Dataset rows:
....................

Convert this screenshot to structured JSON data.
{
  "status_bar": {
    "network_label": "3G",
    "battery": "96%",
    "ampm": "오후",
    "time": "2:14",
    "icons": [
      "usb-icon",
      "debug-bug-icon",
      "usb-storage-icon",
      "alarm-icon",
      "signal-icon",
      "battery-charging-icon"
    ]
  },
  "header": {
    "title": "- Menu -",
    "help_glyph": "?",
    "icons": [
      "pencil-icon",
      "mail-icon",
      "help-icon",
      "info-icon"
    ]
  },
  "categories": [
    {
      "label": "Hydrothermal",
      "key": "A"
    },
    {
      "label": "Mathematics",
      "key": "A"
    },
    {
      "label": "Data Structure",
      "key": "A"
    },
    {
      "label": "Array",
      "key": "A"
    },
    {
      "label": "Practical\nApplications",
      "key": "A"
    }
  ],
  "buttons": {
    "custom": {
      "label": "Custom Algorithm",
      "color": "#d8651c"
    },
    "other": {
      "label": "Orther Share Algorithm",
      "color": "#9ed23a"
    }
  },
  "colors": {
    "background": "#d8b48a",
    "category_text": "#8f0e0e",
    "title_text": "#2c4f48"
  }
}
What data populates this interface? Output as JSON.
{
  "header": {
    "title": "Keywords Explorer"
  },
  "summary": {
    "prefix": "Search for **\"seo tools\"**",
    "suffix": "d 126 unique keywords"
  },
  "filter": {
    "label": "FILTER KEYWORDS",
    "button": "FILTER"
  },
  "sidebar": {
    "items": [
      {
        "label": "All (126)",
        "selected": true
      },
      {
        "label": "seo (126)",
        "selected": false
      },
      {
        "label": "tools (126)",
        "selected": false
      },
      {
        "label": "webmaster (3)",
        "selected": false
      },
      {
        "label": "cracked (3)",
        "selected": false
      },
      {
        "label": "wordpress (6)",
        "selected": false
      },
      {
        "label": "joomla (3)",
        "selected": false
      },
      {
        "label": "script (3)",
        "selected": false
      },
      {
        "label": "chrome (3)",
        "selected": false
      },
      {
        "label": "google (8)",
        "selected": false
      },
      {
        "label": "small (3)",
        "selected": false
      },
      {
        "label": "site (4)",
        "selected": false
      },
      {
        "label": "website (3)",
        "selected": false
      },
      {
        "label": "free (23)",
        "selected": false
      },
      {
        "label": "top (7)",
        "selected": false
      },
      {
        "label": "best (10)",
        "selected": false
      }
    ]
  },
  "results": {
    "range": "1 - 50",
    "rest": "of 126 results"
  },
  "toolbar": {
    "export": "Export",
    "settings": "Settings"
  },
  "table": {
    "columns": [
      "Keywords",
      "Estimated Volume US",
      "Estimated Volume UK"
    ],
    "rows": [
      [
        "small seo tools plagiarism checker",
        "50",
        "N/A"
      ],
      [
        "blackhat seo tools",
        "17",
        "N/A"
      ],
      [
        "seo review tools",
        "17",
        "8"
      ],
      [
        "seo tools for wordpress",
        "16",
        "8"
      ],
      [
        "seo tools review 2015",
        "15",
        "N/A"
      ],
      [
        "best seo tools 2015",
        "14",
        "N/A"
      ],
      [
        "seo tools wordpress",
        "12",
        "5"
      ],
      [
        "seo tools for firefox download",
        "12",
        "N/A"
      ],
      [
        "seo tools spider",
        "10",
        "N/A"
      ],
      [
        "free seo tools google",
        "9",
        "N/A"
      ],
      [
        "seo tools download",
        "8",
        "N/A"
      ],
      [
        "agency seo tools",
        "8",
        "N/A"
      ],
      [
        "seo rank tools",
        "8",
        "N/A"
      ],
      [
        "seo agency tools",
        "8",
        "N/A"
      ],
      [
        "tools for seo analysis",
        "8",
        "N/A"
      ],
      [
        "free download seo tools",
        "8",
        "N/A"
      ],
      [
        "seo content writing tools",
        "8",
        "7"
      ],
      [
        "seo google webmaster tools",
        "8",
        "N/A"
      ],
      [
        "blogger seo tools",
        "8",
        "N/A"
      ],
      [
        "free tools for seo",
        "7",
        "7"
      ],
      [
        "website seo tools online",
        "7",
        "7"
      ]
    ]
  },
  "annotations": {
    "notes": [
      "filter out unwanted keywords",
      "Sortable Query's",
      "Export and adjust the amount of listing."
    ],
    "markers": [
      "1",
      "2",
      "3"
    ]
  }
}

....................

:: Stated task ::
Repeat the material in full, exactly as it stands.

:: Result of the exercise ::
Convert this screenshot to structured JSON data.
{
  "status_bar": {
    "network_label": "3G",
    "battery": "96%",
    "ampm": "오후",
    "time": "2:14",
    "icons": [
      "usb-icon",
      "debug-bug-icon",
      "usb-storage-icon",
      "alarm-icon",
      "signal-icon",
      "battery-charging-icon"
    ]
  },
  "header": {
    "title": "- Menu -",
    "help_glyph": "?",
    "icons": [
      "pencil-icon",
      "mail-icon",
      "help-icon",
      "info-icon"
    ]
  },
  "categories": [
    {
      "label": "Hydrothermal",
      "key": "A"
    },
    {
      "label": "Mathematics",
      "key": "A"
    },
    {
      "label": "Data Structure",
      "key": "A"
    },
    {
      "label": "Array",
      "key": "A"
    },
    {
      "label": "Practical\nApplications",
      "key": "A"
    }
  ],
  "buttons": {
    "custom": {
      "label": "Custom Algorithm",
      "color": "#d8651c"
    },
    "other": {
      "label": "Orther Share Algorithm",
      "color": "#9ed23a"
    }
  },
  "colors": {
    "background": "#d8b48a",
    "category_text": "#8f0e0e",
    "title_text": "#2c4f48"
  }
}
What data populates this interface? Output as JSON.
{
  "header": {
    "title": "Keywords Explorer"
  },
  "summary": {
    "prefix": "Search for **\"seo tools\"**",
    "suffix": "d 126 unique keywords"
  },
  "filter": {
    "label": "FILTER KEYWORDS",
    "button": "FILTER"
  },
  "sidebar": {
    "items": [
      {
        "label": "All (126)",
        "selected": true
      },
      {
        "label": "seo (126)",
        "selected": false
      },
      {
        "label": "tools (126)",
        "selected": false
      },
      {
        "label": "webmaster (3)",
        "selected": false
      },
      {
        "label": "cracked (3)",
        "selected": false
      },
      {
        "label": "wordpress (6)",
        "selected": false
      },
      {
        "label": "joomla (3)",
        "selected": false
      },
      {
        "label": "script (3)",
        "selected": false
      },
      {
        "label": "chrome (3)",
        "selected": false
      },
      {
        "label": "google (8)",
        "selected": false
      },
      {
        "label": "small (3)",
        "selected": false
      },
      {
        "label": "site (4)",
        "selected": false
      },
      {
        "label": "website (3)",
        "selected": false
      },
      {
        "label": "free (23)",
        "selected": false
      },
      {
        "label": "top (7)",
        "selected": false
      },
      {
        "label": "best (10)",
        "selected": false
      }
    ]
  },
  "results": {
    "range": "1 - 50",
    "rest": "of 126 results"
  },
  "toolbar": {
    "export": "Export",
    "settings": "Settings"
  },
  "table": {
    "columns": [
      "Keywords",
      "Estimated Volume US",
      "Estimated Volume UK"
    ],
    "rows": [
      [
        "small seo tools plagiarism checker",
        "50",
        "N/A"
      ],
      [
        "blackhat seo tools",
        "17",
        "N/A"
      ],
      [
        "seo review tools",
        "17",
        "8"
      ],
      [
        "seo tools for wordpress",
        "16",
        "8"
      ],
      [
        "seo tools review 2015",
        "15",
        "N/A"
      ],
      [
        "best seo tools 2015",
        "14",
        "N/A"
      ],
      [
        "seo tools wordpress",
        "12",
        "5"
      ],
      [
        "seo tools for firefox download",
        "12",
        "N/A"
      ],
      [
        "seo tools spider",
        "10",
        "N/A"
      ],
      [
        "free seo tools google",
        "9",
        "N/A"
      ],
      [
        "seo tools download",
        "8",
        "N/A"
      ],
      [
        "agency seo tools",
        "8",
        "N/A"
      ],
      [
        "seo rank tools",
        "8",
        "N/A"
      ],
      [
        "seo agency tools",
        "8",
        "N/A"
      ],
      [
        "tools for seo analysis",
        "8",
        "N/A"
      ],
      [
        "free download seo tools",
        "8",
        "N/A"
      ],
      [
        "seo content writing tools",
        "8",
        "7"
      ],
      [
        "seo google webmaster tools",
        "8",
        "N/A"
      ],
      [
        "blogger seo tools",
        "8",
        "N/A"
      ],
      [
        "free tools for seo",
        "7",
        "7"
      ],
      [
        "website seo tools online",
        "7",
        "7"
      ]
    ]
  },
  "annotations": {
    "notes": [
      "filter out unwanted keywords",
      "Sortable Query's",
      "Export and adjust the amount of listing."
    ],
    "markers": [
      "1",
      "2",
      "3"
    ]
  }
}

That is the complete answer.